__REQUIRED WORK__: The listing must be reproduced in full, exactly as it stands.
————
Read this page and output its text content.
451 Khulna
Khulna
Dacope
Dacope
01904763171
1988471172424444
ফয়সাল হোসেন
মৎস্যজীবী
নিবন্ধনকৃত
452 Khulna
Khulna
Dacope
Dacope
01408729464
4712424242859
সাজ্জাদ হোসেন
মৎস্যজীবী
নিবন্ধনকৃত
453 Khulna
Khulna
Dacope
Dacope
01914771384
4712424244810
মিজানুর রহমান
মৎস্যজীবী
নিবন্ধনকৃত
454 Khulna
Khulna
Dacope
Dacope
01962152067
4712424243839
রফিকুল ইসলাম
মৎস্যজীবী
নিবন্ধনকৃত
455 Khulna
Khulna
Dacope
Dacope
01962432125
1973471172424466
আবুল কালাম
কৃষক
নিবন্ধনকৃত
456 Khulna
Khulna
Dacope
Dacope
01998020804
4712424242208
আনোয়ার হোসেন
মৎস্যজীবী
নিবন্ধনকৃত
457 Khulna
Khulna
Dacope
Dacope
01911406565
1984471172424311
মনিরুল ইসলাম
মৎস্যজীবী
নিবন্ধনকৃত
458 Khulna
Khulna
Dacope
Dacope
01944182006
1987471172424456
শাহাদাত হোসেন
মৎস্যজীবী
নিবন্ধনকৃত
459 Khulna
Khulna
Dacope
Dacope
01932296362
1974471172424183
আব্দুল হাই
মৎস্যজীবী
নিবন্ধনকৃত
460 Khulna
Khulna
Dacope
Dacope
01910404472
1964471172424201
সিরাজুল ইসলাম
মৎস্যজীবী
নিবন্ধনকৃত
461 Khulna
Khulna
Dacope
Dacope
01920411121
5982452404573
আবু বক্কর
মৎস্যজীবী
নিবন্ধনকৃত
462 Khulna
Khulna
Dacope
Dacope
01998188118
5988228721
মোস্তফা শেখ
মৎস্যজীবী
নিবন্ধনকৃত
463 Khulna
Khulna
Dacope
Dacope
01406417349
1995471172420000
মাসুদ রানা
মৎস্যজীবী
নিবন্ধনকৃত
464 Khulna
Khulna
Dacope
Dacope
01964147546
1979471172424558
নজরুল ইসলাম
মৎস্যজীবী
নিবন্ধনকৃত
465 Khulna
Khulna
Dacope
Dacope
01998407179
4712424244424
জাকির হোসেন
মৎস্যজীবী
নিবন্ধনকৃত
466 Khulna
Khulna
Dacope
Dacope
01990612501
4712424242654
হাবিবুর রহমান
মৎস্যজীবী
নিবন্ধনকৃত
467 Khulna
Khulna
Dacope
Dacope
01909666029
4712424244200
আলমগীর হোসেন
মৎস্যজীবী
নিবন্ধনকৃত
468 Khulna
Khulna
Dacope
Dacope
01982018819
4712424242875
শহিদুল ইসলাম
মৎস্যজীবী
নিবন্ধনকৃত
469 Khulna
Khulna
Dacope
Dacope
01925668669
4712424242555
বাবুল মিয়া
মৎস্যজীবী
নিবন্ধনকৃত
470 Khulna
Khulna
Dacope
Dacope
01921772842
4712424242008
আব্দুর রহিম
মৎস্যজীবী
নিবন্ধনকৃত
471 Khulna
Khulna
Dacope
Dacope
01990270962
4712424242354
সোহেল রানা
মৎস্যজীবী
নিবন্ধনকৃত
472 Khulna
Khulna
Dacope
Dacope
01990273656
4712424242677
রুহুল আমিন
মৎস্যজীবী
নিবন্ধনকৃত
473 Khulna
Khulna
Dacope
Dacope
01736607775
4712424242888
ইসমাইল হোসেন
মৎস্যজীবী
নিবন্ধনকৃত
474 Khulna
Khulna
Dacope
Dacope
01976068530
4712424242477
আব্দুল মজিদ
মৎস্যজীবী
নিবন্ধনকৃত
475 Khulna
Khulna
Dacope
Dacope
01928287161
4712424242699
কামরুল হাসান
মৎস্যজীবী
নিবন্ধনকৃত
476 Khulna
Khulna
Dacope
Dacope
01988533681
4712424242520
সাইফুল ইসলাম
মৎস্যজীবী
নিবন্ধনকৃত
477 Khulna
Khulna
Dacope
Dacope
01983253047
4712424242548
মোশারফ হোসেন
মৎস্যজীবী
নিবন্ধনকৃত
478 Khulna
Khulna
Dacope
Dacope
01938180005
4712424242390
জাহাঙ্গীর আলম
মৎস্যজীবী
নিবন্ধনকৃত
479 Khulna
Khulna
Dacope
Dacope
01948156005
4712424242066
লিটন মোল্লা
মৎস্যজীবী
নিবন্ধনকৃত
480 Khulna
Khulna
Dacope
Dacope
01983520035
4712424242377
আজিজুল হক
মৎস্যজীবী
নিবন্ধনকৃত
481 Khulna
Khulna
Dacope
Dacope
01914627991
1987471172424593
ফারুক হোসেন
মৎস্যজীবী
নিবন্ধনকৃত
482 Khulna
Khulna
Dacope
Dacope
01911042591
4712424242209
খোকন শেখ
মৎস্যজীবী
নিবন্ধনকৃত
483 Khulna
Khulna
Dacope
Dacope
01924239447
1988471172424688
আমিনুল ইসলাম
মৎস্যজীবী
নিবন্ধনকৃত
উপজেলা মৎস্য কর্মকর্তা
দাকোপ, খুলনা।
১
————
__OUTPUT FOR THIS EXERCISE__:
Read this page and output its text content.
451 Khulna
Khulna
Dacope
Dacope
01904763171
1988471172424444
ফয়সাল হোসেন
মৎস্যজীবী
নিবন্ধনকৃত
452 Khulna
Khulna
Dacope
Dacope
01408729464
4712424242859
সাজ্জাদ হোসেন
মৎস্যজীবী
নিবন্ধনকৃত
453 Khulna
Khulna
Dacope
Dacope
01914771384
4712424244810
মিজানুর রহমান
মৎস্যজীবী
নিবন্ধনকৃত
454 Khulna
Khulna
Dacope
Dacope
01962152067
4712424243839
রফিকুল ইসলাম
মৎস্যজীবী
নিবন্ধনকৃত
455 Khulna
Khulna
Dacope
Dacope
01962432125
1973471172424466
আবুল কালাম
কৃষক
নিবন্ধনকৃত
456 Khulna
Khulna
Dacope
Dacope
01998020804
4712424242208
আনোয়ার হোসেন
মৎস্যজীবী
নিবন্ধনকৃত
457 Khulna
Khulna
Dacope
Dacope
01911406565
1984471172424311
মনিরুল ইসলাম
মৎস্যজীবী
নিবন্ধনকৃত
458 Khulna
Khulna
Dacope
Dacope
01944182006
1987471172424456
শাহাদাত হোসেন
মৎস্যজীবী
নিবন্ধনকৃত
459 Khulna
Khulna
Dacope
Dacope
01932296362
1974471172424183
আব্দুল হাই
মৎস্যজীবী
নিবন্ধনকৃত
460 Khulna
Khulna
Dacope
Dacope
01910404472
1964471172424201
সিরাজুল ইসলাম
মৎস্যজীবী
নিবন্ধনকৃত
461 Khulna
Khulna
Dacope
Dacope
01920411121
5982452404573
আবু বক্কর
মৎস্যজীবী
নিবন্ধনকৃত
462 Khulna
Khulna
Dacope
Dacope
01998188118
5988228721
মোস্তফা শেখ
মৎস্যজীবী
নিবন্ধনকৃত
463 Khulna
Khulna
Dacope
Dacope
01406417349
1995471172420000
মাসুদ রানা
মৎস্যজীবী
নিবন্ধনকৃত
464 Khulna
Khulna
Dacope
Dacope
01964147546
1979471172424558
নজরুল ইসলাম
মৎস্যজীবী
নিবন্ধনকৃত
465 Khulna
Khulna
Dacope
Dacope
01998407179
4712424244424
জাকির হোসেন
মৎস্যজীবী
নিবন্ধনকৃত
466 Khulna
Khulna
Dacope
Dacope
01990612501
4712424242654
হাবিবুর রহমান
মৎস্যজীবী
নিবন্ধনকৃত
467 Khulna
Khulna
Dacope
Dacope
01909666029
4712424244200
আলমগীর হোসেন
মৎস্যজীবী
নিবন্ধনকৃত
468 Khulna
Khulna
Dacope
Dacope
01982018819
4712424242875
শহিদুল ইসলাম
মৎস্যজীবী
নিবন্ধনকৃত
469 Khulna
Khulna
Dacope
Dacope
01925668669
4712424242555
বাবুল মিয়া
মৎস্যজীবী
নিবন্ধনকৃত
470 Khulna
Khulna
Dacope
Dacope
01921772842
4712424242008
আব্দুর রহিম
মৎস্যজীবী
নিবন্ধনকৃত
471 Khulna
Khulna
Dacope
Dacope
01990270962
4712424242354
সোহেল রানা
মৎস্যজীবী
নিবন্ধনকৃত
472 Khulna
Khulna
Dacope
Dacope
01990273656
4712424242677
রুহুল আমিন
মৎস্যজীবী
নিবন্ধনকৃত
473 Khulna
Khulna
Dacope
Dacope
01736607775
4712424242888
ইসমাইল হোসেন
মৎস্যজীবী
নিবন্ধনকৃত
474 Khulna
Khulna
Dacope
Dacope
01976068530
4712424242477
আব্দুল মজিদ
মৎস্যজীবী
নিবন্ধনকৃত
475 Khulna
Khulna
Dacope
Dacope
01928287161
4712424242699
কামরুল হাসান
মৎস্যজীবী
নিবন্ধনকৃত
476 Khulna
Khulna
Dacope
Dacope
01988533681
4712424242520
সাইফুল ইসলাম
মৎস্যজীবী
নিবন্ধনকৃত
477 Khulna
Khulna
Dacope
Dacope
01983253047
4712424242548
মোশারফ হোসেন
মৎস্যজীবী
নিবন্ধনকৃত
478 Khulna
Khulna
Dacope
Dacope
01938180005
4712424242390
জাহাঙ্গীর আলম
মৎস্যজীবী
নিবন্ধনকৃত
479 Khulna
Khulna
Dacope
Dacope
01948156005
4712424242066
লিটন মোল্লা
মৎস্যজীবী
নিবন্ধনকৃত
480 Khulna
Khulna
Dacope
Dacope
01983520035
4712424242377
আজিজুল হক
মৎস্যজীবী
নিবন্ধনকৃত
481 Khulna
Khulna
Dacope
Dacope
01914627991
1987471172424593
ফারুক হোসেন
মৎস্যজীবী
নিবন্ধনকৃত
482 Khulna
Khulna
Dacope
Dacope
01911042591
4712424242209
খোকন শেখ
মৎস্যজীবী
নিবন্ধনকৃত
483 Khulna
Khulna
Dacope
Dacope
01924239447
1988471172424688
আমিনুল ইসলাম
মৎস্যজীবী
নিবন্ধনকৃত
উপজেলা মৎস্য কর্মকর্তা
দাকোপ, খুলনা।
১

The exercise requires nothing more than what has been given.